# Set of tasks:
1 – From the passage on productivity, reproduce the text starting with "Despite the notion" and going on through "get something done.".
2 – Render this sentence from the passage on productivity in Spanish: "One can only give to the world what they already have."

# Excerpted passage:
^^^^^^^^^^^^^^^^

Despite the notion of productivity engaging our generation, there is always this pervasiveness, this desire you see in people to do something useful with their time, something ennobling. It is not the will that is lacking, but the recognition of the means to to get something done. 
This ‘something’ is not to be confused with the next task at the job or the conclusion of a deadline. This ‘something’ pertains to an undertaking more sublime, more personal. It is the thought that keeps you on edge, at work. It is that resident sense, that your full potential is not being extracted. It is that confusion where you know you are capable of more, but know not – of what in.
We are more than just our means, yet less than the discipline that makes such decisions come to life. We have been afforded the comforts of easy leisure, but are offered just as many inconsequential influences (at present, social media) to absorb such time.
The great Roman philosopher Seneca captures this dilemma beautifully in saying:
“All those who call you to themselves draw you away from yourself.”
It is simple to consider, really. One can only give to the world what they already have. Will, skill, love, time and all the other constituents that can be of aid to another. Say, a child paints well and loves it; and detests sport of any kind. Yet, they decide to participate in a swimmer’s race for years, because that is what all good kids on the block appear to be doing. No matter how hard they work at it, I leave it to you to assess the probability of them emerging a satisfied winner at the end of the two years, harbouring an altered personality with a new found love for sport.
It is also worth thinking of what they unconsciously loose out on, in that making choice. Think of the hours now forgone, hours contained in the whole of twenty-four months, wherein they could have gathered the skill, the knowledge and the self-satisfaction at honing their art in the joyous pursuit of painting.
Annie Dillard captures the enormity of the everyday, with a poetic sincerity, in saying that :
“How we spend our days is, of course, how we spend our lives.” 
As children we often lack the faculty and the foresight to make such choices. Yet, does it not astound you to observe how, even as adults, we start to move along similar avenues of unconscious choices promoted by the larger crowds of the apparently successful, instead of individualizing.

^^^^^^^^^^^^^^^^

# Dataset section:
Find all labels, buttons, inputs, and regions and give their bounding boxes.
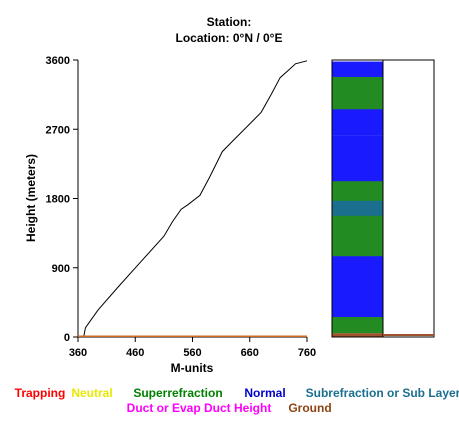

^^^^^^^^^^^^^^^^

# Solutions for each task:
1 –
Despite the notion of productivity engaging our generation, there is always this pervasiveness, this desire you see in people to do something useful with their time, something ennobling. It is not the will that is lacking, but the recognition of the means to to get something done.

2 – Uno solo puede dar al mundo lo que ya tiene.